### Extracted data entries
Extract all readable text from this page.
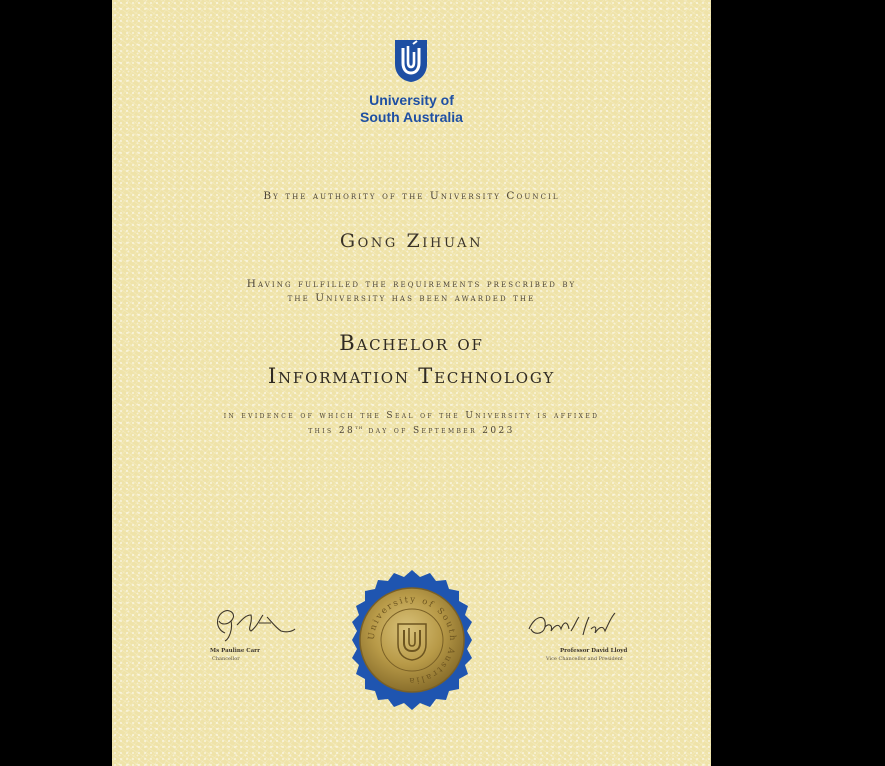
University of
South Australia
By the authority of the University Council
Gong Zihuan
Having fulfilled the requirements prescribed by
the University has been awarded the
Bachelor of
Information Technology
in evidence of which the Seal of the University is affixed
this 28th day of September 2023
Ms Pauline Carr
Chancellor
Professor David Lloyd
Vice Chancellor and President
University of South Australia
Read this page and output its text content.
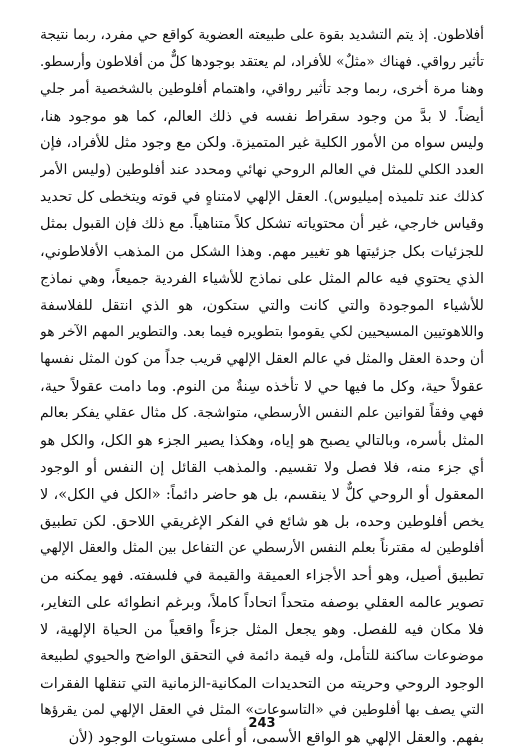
أفلاطون. إذ يتم التشديد بقوة على طبيعته العضوية كواقع حي مفرد، ربما نتيجة
تأثير رواقي. فهناك «مثلٌ» للأفراد، لم يعتقد بوجودها كلٌّ من أفلاطون وأرسطو.
وهنا مرة أخرى، ربما وجد تأثير رواقي، واهتمام أفلوطين بالشخصية أمر جلي
أيضاً. لا بدَّ من وجود سقراط نفسه في ذلك العالم، كما هو موجود هنا،
وليس سواه من الأمور الكلية غير المتميزة. ولكن مع وجود مثل للأفراد، فإن
العدد الكلي للمثل في العالم الروحي نهائي ومحدد عند أفلوطين (وليس الأمر
كذلك عند تلميذه إميليوس). العقل الإلهي لامتناهٍ في قوته ويتخطى كل تحديد
وقياس خارجي، غير أن محتوياته تشكل كلاً متناهياً. مع ذلك فإن القبول بمثل
للجزئيات بكل جزئيتها هو تغيير مهم. وهذا الشكل من المذهب الأفلاطوني،
الذي يحتوي فيه عالم المثل على نماذج للأشياء الفردية جميعاً، وهي نماذج
للأشياء الموجودة والتي كانت والتي ستكون، هو الذي انتقل للفلاسفة
واللاهوتيين المسيحيين لكي يقوموا بتطويره فيما بعد. والتطوير المهم الآخر هو
أن وحدة العقل والمثل في عالم العقل الإلهي قريب جداً من كون المثل نفسها
عقولاً حية، وكل ما فيها حي لا تأخذه سِنةٌ من النوم. وما دامت عقولاً حية،
فهي وفقاً لقوانين علم النفس الأرسطي، متواشجة. كل مثال عقلي يفكر بعالم
المثل بأسره، وبالتالي يصبح هو إياه، وهكذا يصير الجزء هو الكل، والكل هو
أي جزء منه، فلا فصل ولا تقسيم. والمذهب القائل إن النفس أو الوجود
المعقول أو الروحي كلٌّ لا ينقسم، بل هو حاضر دائماً: «الكل في الكل»، لا
يخص أفلوطين وحده، بل هو شائع في الفكر الإغريقي اللاحق. لكن تطبيق
أفلوطين له مقترناً بعلم النفس الأرسطي عن التفاعل بين المثل والعقل الإلهي
تطبيق أصيل، وهو أحد الأجزاء العميقة والقيمة في فلسفته. فهو يمكنه من
تصوير عالمه العقلي بوصفه متحداً اتحاداً كاملاً، وبرغم انطوائه على التغاير،
فلا مكان فيه للفصل. وهو يجعل المثل جزءاً واقعياً من الحياة الإلهية، لا
موضوعات ساكنة للتأمل، وله قيمة دائمة في التحقق الواضح والحيوي لطبيعة
الوجود الروحي وحريته من التحديدات المكانية-الزمانية التي تنقلها الفقرات
التي يصف بها أفلوطين في «التاسوعات» المثل في العقل الإلهي لمن يقرؤها
بفهم. والعقل الإلهي هو الواقع الأسمى، أو أعلى مستويات الوجود (لأن
243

### AIM OF THE EXERCISE
Leave out the pictures and output every record above precisely as given.

### REPLY
Extract all readable text from this page.
University of
South Australia
By the authority of the University Council
Gong Zihuan
Having fulfilled the requirements prescribed by
the University has been awarded the
Bachelor of
Information Technology
in evidence of which the Seal of the University is affixed
this 28th day of September 2023
Ms Pauline Carr
Chancellor
Professor David Lloyd
Vice Chancellor and President
University of South Australia
Read this page and output its text content.
أفلاطون. إذ يتم التشديد بقوة على طبيعته العضوية كواقع حي مفرد، ربما نتيجة
تأثير رواقي. فهناك «مثلٌ» للأفراد، لم يعتقد بوجودها كلٌّ من أفلاطون وأرسطو.
وهنا مرة أخرى، ربما وجد تأثير رواقي، واهتمام أفلوطين بالشخصية أمر جلي
أيضاً. لا بدَّ من وجود سقراط نفسه في ذلك العالم، كما هو موجود هنا،
وليس سواه من الأمور الكلية غير المتميزة. ولكن مع وجود مثل للأفراد، فإن
العدد الكلي للمثل في العالم الروحي نهائي ومحدد عند أفلوطين (وليس الأمر
كذلك عند تلميذه إميليوس). العقل الإلهي لامتناهٍ في قوته ويتخطى كل تحديد
وقياس خارجي، غير أن محتوياته تشكل كلاً متناهياً. مع ذلك فإن القبول بمثل
للجزئيات بكل جزئيتها هو تغيير مهم. وهذا الشكل من المذهب الأفلاطوني،
الذي يحتوي فيه عالم المثل على نماذج للأشياء الفردية جميعاً، وهي نماذج
للأشياء الموجودة والتي كانت والتي ستكون، هو الذي انتقل للفلاسفة
واللاهوتيين المسيحيين لكي يقوموا بتطويره فيما بعد. والتطوير المهم الآخر هو
أن وحدة العقل والمثل في عالم العقل الإلهي قريب جداً من كون المثل نفسها
عقولاً حية، وكل ما فيها حي لا تأخذه سِنةٌ من النوم. وما دامت عقولاً حية،
فهي وفقاً لقوانين علم النفس الأرسطي، متواشجة. كل مثال عقلي يفكر بعالم
المثل بأسره، وبالتالي يصبح هو إياه، وهكذا يصير الجزء هو الكل، والكل هو
أي جزء منه، فلا فصل ولا تقسيم. والمذهب القائل إن النفس أو الوجود
المعقول أو الروحي كلٌّ لا ينقسم، بل هو حاضر دائماً: «الكل في الكل»، لا
يخص أفلوطين وحده، بل هو شائع في الفكر الإغريقي اللاحق. لكن تطبيق
أفلوطين له مقترناً بعلم النفس الأرسطي عن التفاعل بين المثل والعقل الإلهي
تطبيق أصيل، وهو أحد الأجزاء العميقة والقيمة في فلسفته. فهو يمكنه من
تصوير عالمه العقلي بوصفه متحداً اتحاداً كاملاً، وبرغم انطوائه على التغاير،
فلا مكان فيه للفصل. وهو يجعل المثل جزءاً واقعياً من الحياة الإلهية، لا
موضوعات ساكنة للتأمل، وله قيمة دائمة في التحقق الواضح والحيوي لطبيعة
الوجود الروحي وحريته من التحديدات المكانية-الزمانية التي تنقلها الفقرات
التي يصف بها أفلوطين في «التاسوعات» المثل في العقل الإلهي لمن يقرؤها
بفهم. والعقل الإلهي هو الواقع الأسمى، أو أعلى مستويات الوجود (لأن
243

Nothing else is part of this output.